- **Exercise description**
Return the count of lines that mention "STARS", with no other words.
____________
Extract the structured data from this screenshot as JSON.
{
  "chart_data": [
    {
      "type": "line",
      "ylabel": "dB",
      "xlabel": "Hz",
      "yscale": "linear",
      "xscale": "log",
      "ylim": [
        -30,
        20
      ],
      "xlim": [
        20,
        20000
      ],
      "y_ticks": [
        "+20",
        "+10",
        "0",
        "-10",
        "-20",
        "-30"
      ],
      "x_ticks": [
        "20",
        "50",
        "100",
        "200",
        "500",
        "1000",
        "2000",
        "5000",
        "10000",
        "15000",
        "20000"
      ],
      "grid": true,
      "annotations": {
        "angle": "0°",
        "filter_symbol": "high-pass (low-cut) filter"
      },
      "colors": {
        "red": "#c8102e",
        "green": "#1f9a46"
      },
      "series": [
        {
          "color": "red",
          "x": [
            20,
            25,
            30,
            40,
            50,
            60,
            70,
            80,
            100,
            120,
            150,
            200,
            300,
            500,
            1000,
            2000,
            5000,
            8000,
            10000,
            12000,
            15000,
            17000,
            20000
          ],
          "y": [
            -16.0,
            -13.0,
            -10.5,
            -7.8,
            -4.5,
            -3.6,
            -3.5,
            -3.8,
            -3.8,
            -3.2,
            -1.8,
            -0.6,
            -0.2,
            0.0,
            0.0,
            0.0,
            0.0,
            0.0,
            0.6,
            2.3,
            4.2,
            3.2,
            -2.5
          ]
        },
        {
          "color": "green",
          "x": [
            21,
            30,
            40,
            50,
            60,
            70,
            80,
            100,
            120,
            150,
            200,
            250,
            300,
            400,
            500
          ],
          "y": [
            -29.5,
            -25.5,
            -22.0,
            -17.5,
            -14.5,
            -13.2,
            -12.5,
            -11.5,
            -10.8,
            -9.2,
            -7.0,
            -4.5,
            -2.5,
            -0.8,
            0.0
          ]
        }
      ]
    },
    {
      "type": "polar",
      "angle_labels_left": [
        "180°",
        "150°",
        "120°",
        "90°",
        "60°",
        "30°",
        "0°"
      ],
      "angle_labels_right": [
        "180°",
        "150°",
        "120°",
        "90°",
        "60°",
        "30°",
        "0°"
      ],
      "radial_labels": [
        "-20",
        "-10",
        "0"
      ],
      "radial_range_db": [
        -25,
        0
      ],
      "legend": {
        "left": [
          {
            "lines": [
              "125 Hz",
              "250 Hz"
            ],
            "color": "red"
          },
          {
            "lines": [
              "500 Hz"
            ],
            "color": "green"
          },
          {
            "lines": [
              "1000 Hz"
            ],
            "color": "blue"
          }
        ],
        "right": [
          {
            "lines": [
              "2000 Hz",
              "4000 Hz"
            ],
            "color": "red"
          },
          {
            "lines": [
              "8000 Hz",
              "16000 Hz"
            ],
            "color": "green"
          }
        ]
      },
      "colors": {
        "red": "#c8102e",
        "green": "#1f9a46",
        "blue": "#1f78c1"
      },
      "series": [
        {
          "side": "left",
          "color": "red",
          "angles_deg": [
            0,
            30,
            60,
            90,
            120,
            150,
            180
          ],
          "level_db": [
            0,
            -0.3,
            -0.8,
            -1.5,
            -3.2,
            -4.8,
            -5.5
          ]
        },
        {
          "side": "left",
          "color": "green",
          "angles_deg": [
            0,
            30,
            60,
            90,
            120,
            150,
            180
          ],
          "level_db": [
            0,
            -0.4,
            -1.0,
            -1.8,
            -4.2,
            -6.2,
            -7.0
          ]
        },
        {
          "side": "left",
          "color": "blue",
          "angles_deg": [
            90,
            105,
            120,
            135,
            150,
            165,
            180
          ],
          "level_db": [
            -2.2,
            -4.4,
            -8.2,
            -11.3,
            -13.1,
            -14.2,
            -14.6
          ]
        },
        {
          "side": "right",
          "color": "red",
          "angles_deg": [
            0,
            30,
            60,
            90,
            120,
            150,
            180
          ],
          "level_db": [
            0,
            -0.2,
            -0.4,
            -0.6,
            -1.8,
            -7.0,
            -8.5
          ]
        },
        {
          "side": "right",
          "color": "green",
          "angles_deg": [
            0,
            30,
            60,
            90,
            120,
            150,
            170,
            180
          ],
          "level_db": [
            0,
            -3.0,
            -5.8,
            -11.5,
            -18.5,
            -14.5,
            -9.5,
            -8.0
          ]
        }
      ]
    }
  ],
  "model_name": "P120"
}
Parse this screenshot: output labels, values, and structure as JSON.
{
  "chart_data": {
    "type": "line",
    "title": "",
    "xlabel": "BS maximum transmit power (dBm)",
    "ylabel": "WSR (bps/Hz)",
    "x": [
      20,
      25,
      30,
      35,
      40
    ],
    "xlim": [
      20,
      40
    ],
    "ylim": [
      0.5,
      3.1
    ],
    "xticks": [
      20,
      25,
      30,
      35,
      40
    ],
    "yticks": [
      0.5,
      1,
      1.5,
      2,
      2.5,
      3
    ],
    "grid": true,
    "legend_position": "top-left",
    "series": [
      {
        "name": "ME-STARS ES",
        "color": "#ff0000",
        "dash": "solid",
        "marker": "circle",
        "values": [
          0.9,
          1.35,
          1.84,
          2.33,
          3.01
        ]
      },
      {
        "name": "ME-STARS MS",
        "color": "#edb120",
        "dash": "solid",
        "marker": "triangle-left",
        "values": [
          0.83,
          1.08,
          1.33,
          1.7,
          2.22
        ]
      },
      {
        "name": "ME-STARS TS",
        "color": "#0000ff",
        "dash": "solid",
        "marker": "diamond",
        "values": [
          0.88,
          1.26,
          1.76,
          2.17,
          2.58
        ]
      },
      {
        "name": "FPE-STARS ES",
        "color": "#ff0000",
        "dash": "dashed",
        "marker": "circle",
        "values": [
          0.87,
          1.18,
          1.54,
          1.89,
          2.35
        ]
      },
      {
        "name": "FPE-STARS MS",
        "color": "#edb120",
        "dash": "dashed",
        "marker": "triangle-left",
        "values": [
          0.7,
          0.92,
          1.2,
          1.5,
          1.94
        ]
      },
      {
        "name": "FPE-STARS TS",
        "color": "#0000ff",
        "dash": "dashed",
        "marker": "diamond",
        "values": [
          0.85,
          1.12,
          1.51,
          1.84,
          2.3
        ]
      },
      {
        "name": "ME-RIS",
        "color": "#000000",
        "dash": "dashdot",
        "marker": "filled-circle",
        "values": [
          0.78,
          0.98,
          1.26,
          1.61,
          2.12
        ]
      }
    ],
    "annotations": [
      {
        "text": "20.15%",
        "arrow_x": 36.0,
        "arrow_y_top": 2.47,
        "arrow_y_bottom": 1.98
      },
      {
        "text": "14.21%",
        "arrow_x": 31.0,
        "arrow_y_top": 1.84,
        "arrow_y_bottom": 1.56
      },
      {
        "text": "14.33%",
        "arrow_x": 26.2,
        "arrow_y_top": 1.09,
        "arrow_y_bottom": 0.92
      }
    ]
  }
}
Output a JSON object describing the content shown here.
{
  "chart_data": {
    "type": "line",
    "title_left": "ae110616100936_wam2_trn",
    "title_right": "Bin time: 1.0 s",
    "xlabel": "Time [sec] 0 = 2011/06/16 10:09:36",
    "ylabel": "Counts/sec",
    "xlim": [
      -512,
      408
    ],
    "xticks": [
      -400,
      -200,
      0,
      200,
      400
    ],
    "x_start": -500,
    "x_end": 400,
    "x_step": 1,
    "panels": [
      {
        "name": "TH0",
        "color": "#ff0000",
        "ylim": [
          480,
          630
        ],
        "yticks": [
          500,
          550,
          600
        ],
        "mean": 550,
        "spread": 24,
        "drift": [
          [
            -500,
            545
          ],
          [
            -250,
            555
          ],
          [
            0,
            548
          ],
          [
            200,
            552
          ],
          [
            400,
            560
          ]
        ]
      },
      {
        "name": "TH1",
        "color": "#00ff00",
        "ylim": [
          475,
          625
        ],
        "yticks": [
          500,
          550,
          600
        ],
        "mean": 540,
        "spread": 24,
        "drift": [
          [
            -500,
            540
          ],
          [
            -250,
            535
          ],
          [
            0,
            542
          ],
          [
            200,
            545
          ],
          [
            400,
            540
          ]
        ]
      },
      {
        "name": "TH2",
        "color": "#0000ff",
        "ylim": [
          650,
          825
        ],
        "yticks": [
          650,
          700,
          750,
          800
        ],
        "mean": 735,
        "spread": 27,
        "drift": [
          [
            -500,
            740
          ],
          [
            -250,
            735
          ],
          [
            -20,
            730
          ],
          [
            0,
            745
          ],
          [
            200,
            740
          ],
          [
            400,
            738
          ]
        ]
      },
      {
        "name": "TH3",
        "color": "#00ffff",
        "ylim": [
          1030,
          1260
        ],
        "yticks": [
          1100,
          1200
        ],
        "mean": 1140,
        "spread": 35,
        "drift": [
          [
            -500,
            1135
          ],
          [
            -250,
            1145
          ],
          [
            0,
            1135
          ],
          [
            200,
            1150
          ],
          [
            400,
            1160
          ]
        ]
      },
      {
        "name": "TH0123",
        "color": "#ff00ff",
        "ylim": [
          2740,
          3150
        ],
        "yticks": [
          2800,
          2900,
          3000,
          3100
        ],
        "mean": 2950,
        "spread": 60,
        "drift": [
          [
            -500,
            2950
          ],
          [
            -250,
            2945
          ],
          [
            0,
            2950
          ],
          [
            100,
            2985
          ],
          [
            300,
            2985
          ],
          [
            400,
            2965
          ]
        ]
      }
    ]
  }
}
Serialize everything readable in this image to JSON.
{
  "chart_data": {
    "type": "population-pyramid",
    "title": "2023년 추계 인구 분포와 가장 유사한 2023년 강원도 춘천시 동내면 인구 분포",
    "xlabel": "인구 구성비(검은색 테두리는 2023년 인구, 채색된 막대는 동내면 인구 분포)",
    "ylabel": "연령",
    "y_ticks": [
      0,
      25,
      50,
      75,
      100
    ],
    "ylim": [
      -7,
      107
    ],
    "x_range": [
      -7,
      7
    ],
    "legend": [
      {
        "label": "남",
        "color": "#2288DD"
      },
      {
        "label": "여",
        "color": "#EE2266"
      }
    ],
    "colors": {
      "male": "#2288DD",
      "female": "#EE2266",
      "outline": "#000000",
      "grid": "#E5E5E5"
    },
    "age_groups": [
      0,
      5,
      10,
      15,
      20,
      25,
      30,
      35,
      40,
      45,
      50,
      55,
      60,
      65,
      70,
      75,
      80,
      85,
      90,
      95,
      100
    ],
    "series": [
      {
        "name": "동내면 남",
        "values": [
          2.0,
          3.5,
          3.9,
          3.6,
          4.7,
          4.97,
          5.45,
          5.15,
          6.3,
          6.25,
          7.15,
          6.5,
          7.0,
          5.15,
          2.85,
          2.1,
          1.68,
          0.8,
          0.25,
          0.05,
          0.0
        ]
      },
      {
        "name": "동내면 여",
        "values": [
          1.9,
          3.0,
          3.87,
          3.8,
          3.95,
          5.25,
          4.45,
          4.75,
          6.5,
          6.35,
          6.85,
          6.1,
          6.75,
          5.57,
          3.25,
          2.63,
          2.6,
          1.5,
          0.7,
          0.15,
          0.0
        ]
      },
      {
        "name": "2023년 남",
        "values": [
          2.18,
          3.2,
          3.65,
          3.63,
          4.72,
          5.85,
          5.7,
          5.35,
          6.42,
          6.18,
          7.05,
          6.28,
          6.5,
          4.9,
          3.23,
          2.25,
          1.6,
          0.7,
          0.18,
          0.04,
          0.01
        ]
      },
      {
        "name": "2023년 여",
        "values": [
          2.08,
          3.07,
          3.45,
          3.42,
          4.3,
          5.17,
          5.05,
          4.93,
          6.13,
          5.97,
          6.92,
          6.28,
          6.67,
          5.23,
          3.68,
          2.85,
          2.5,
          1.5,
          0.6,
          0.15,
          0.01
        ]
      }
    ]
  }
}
____________
- **Output of the task**
6